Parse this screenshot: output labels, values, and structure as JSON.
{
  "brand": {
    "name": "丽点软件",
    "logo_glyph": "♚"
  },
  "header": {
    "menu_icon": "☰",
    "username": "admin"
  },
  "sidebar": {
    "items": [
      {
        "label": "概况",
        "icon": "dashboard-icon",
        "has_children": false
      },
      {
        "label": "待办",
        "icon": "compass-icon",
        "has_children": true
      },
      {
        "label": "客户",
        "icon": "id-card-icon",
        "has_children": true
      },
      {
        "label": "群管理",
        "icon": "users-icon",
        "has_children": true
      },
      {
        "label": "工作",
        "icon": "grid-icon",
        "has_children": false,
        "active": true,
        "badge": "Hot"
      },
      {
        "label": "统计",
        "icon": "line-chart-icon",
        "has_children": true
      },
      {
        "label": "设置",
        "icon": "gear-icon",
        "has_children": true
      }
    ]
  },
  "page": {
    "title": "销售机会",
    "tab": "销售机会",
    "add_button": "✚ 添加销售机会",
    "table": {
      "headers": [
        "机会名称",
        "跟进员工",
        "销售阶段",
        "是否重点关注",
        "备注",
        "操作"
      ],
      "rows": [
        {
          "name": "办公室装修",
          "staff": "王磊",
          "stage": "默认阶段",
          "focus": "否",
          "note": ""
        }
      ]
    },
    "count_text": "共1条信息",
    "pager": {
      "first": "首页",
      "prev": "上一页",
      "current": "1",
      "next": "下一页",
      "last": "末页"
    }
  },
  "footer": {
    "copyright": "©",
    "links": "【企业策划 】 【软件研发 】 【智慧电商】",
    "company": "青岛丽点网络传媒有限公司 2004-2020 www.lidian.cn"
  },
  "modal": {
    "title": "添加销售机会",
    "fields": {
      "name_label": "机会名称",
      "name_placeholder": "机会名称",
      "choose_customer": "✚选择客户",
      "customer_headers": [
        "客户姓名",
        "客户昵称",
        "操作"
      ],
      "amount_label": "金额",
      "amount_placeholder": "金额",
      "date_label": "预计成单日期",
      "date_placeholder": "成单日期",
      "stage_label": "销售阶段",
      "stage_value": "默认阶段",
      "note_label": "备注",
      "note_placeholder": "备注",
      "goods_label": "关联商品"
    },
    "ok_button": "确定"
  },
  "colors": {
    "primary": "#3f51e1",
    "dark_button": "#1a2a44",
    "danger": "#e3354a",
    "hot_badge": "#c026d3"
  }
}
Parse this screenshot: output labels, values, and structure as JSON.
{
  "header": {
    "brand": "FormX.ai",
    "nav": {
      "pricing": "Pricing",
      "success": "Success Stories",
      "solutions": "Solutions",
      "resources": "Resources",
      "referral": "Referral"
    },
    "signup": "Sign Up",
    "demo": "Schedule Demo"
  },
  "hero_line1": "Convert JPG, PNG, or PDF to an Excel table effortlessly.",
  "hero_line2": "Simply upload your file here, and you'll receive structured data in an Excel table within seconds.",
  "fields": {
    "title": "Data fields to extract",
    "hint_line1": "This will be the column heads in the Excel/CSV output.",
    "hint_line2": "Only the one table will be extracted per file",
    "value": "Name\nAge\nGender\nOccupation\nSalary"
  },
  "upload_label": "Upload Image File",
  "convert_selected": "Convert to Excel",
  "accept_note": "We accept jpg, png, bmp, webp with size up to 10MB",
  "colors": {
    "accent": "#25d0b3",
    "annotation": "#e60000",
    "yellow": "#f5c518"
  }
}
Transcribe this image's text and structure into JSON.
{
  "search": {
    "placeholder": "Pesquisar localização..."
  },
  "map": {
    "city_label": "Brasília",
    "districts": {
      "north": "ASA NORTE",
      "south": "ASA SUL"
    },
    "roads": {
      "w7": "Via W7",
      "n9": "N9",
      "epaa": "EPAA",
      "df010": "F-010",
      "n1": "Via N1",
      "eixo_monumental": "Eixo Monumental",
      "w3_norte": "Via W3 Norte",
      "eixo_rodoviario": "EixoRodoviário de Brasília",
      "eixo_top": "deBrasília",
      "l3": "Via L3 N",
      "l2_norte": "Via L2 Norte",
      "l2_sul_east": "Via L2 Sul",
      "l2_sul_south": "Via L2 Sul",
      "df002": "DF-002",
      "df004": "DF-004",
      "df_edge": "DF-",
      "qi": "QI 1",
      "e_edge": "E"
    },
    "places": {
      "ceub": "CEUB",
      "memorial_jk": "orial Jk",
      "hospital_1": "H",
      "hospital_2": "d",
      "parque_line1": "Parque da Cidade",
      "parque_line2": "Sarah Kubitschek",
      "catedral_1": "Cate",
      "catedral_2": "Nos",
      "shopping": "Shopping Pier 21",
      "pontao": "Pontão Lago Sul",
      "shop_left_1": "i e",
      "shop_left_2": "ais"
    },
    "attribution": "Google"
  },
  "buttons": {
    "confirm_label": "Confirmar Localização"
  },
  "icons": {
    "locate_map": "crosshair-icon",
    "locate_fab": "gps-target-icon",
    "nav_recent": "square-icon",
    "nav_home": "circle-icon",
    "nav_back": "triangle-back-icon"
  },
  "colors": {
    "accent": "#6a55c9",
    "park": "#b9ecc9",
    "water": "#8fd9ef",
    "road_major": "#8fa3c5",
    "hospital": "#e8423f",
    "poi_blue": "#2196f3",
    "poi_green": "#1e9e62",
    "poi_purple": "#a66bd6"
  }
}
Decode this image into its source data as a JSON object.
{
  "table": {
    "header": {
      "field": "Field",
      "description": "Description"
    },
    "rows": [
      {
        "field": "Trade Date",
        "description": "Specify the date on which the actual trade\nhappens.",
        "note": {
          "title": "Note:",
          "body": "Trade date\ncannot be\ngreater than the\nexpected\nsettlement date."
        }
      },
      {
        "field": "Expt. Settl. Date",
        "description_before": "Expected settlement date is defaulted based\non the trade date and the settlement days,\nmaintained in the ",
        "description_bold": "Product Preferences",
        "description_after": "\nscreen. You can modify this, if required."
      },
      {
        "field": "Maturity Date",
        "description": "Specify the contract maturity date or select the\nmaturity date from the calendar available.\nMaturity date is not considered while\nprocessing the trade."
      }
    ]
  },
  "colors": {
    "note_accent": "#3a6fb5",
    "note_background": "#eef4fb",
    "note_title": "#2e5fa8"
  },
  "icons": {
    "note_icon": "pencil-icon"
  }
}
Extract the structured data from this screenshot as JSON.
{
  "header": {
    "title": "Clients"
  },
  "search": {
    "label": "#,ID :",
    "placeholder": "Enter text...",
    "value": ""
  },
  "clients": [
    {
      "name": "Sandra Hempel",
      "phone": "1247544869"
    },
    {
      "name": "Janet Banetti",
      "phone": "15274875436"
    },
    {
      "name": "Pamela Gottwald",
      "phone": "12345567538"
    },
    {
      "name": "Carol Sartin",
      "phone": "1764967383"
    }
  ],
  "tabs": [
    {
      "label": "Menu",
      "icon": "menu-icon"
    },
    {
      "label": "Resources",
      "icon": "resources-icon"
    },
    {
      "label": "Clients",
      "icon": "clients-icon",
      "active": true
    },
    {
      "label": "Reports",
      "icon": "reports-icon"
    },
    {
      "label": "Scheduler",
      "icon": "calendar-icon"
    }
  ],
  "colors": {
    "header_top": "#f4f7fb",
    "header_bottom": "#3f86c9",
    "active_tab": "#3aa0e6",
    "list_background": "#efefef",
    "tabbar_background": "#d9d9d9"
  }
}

▶ Task directions
Would you copy out each line exactly as written?

▶ Written solution
Parse this screenshot: output labels, values, and structure as JSON.
{
  "brand": {
    "name": "丽点软件",
    "logo_glyph": "♚"
  },
  "header": {
    "menu_icon": "☰",
    "username": "admin"
  },
  "sidebar": {
    "items": [
      {
        "label": "概况",
        "icon": "dashboard-icon",
        "has_children": false
      },
      {
        "label": "待办",
        "icon": "compass-icon",
        "has_children": true
      },
      {
        "label": "客户",
        "icon": "id-card-icon",
        "has_children": true
      },
      {
        "label": "群管理",
        "icon": "users-icon",
        "has_children": true
      },
      {
        "label": "工作",
        "icon": "grid-icon",
        "has_children": false,
        "active": true,
        "badge": "Hot"
      },
      {
        "label": "统计",
        "icon": "line-chart-icon",
        "has_children": true
      },
      {
        "label": "设置",
        "icon": "gear-icon",
        "has_children": true
      }
    ]
  },
  "page": {
    "title": "销售机会",
    "tab": "销售机会",
    "add_button": "✚ 添加销售机会",
    "table": {
      "headers": [
        "机会名称",
        "跟进员工",
        "销售阶段",
        "是否重点关注",
        "备注",
        "操作"
      ],
      "rows": [
        {
          "name": "办公室装修",
          "staff": "王磊",
          "stage": "默认阶段",
          "focus": "否",
          "note": ""
        }
      ]
    },
    "count_text": "共1条信息",
    "pager": {
      "first": "首页",
      "prev": "上一页",
      "current": "1",
      "next": "下一页",
      "last": "末页"
    }
  },
  "footer": {
    "copyright": "©",
    "links": "【企业策划 】 【软件研发 】 【智慧电商】",
    "company": "青岛丽点网络传媒有限公司 2004-2020 www.lidian.cn"
  },
  "modal": {
    "title": "添加销售机会",
    "fields": {
      "name_label": "机会名称",
      "name_placeholder": "机会名称",
      "choose_customer": "✚选择客户",
      "customer_headers": [
        "客户姓名",
        "客户昵称",
        "操作"
      ],
      "amount_label": "金额",
      "amount_placeholder": "金额",
      "date_label": "预计成单日期",
      "date_placeholder": "成单日期",
      "stage_label": "销售阶段",
      "stage_value": "默认阶段",
      "note_label": "备注",
      "note_placeholder": "备注",
      "goods_label": "关联商品"
    },
    "ok_button": "确定"
  },
  "colors": {
    "primary": "#3f51e1",
    "dark_button": "#1a2a44",
    "danger": "#e3354a",
    "hot_badge": "#c026d3"
  }
}
Parse this screenshot: output labels, values, and structure as JSON.
{
  "header": {
    "brand": "FormX.ai",
    "nav": {
      "pricing": "Pricing",
      "success": "Success Stories",
      "solutions": "Solutions",
      "resources": "Resources",
      "referral": "Referral"
    },
    "signup": "Sign Up",
    "demo": "Schedule Demo"
  },
  "hero_line1": "Convert JPG, PNG, or PDF to an Excel table effortlessly.",
  "hero_line2": "Simply upload your file here, and you'll receive structured data in an Excel table within seconds.",
  "fields": {
    "title": "Data fields to extract",
    "hint_line1": "This will be the column heads in the Excel/CSV output.",
    "hint_line2": "Only the one table will be extracted per file",
    "value": "Name\nAge\nGender\nOccupation\nSalary"
  },
  "upload_label": "Upload Image File",
  "convert_selected": "Convert to Excel",
  "accept_note": "We accept jpg, png, bmp, webp with size up to 10MB",
  "colors": {
    "accent": "#25d0b3",
    "annotation": "#e60000",
    "yellow": "#f5c518"
  }
}
Transcribe this image's text and structure into JSON.
{
  "search": {
    "placeholder": "Pesquisar localização..."
  },
  "map": {
    "city_label": "Brasília",
    "districts": {
      "north": "ASA NORTE",
      "south": "ASA SUL"
    },
    "roads": {
      "w7": "Via W7",
      "n9": "N9",
      "epaa": "EPAA",
      "df010": "F-010",
      "n1": "Via N1",
      "eixo_monumental": "Eixo Monumental",
      "w3_norte": "Via W3 Norte",
      "eixo_rodoviario": "EixoRodoviário de Brasília",
      "eixo_top": "deBrasília",
      "l3": "Via L3 N",
      "l2_norte": "Via L2 Norte",
      "l2_sul_east": "Via L2 Sul",
      "l2_sul_south": "Via L2 Sul",
      "df002": "DF-002",
      "df004": "DF-004",
      "df_edge": "DF-",
      "qi": "QI 1",
      "e_edge": "E"
    },
    "places": {
      "ceub": "CEUB",
      "memorial_jk": "orial Jk",
      "hospital_1": "H",
      "hospital_2": "d",
      "parque_line1": "Parque da Cidade",
      "parque_line2": "Sarah Kubitschek",
      "catedral_1": "Cate",
      "catedral_2": "Nos",
      "shopping": "Shopping Pier 21",
      "pontao": "Pontão Lago Sul",
      "shop_left_1": "i e",
      "shop_left_2": "ais"
    },
    "attribution": "Google"
  },
  "buttons": {
    "confirm_label": "Confirmar Localização"
  },
  "icons": {
    "locate_map": "crosshair-icon",
    "locate_fab": "gps-target-icon",
    "nav_recent": "square-icon",
    "nav_home": "circle-icon",
    "nav_back": "triangle-back-icon"
  },
  "colors": {
    "accent": "#6a55c9",
    "park": "#b9ecc9",
    "water": "#8fd9ef",
    "road_major": "#8fa3c5",
    "hospital": "#e8423f",
    "poi_blue": "#2196f3",
    "poi_green": "#1e9e62",
    "poi_purple": "#a66bd6"
  }
}
Decode this image into its source data as a JSON object.
{
  "table": {
    "header": {
      "field": "Field",
      "description": "Description"
    },
    "rows": [
      {
        "field": "Trade Date",
        "description": "Specify the date on which the actual trade\nhappens.",
        "note": {
          "title": "Note:",
          "body": "Trade date\ncannot be\ngreater than the\nexpected\nsettlement date."
        }
      },
      {
        "field": "Expt. Settl. Date",
        "description_before": "Expected settlement date is defaulted based\non the trade date and the settlement days,\nmaintained in the ",
        "description_bold": "Product Preferences",
        "description_after": "\nscreen. You can modify this, if required."
      },
      {
        "field": "Maturity Date",
        "description": "Specify the contract maturity date or select the\nmaturity date from the calendar available.\nMaturity date is not considered while\nprocessing the trade."
      }
    ]
  },
  "colors": {
    "note_accent": "#3a6fb5",
    "note_background": "#eef4fb",
    "note_title": "#2e5fa8"
  },
  "icons": {
    "note_icon": "pencil-icon"
  }
}
Extract the structured data from this screenshot as JSON.
{
  "header": {
    "title": "Clients"
  },
  "search": {
    "label": "#,ID :",
    "placeholder": "Enter text...",
    "value": ""
  },
  "clients": [
    {
      "name": "Sandra Hempel",
      "phone": "1247544869"
    },
    {
      "name": "Janet Banetti",
      "phone": "15274875436"
    },
    {
      "name": "Pamela Gottwald",
      "phone": "12345567538"
    },
    {
      "name": "Carol Sartin",
      "phone": "1764967383"
    }
  ],
  "tabs": [
    {
      "label": "Menu",
      "icon": "menu-icon"
    },
    {
      "label": "Resources",
      "icon": "resources-icon"
    },
    {
      "label": "Clients",
      "icon": "clients-icon",
      "active": true
    },
    {
      "label": "Reports",
      "icon": "reports-icon"
    },
    {
      "label": "Scheduler",
      "icon": "calendar-icon"
    }
  ],
  "colors": {
    "header_top": "#f4f7fb",
    "header_bottom": "#3f86c9",
    "active_tab": "#3aa0e6",
    "list_background": "#efefef",
    "tabbar_background": "#d9d9d9"
  }
}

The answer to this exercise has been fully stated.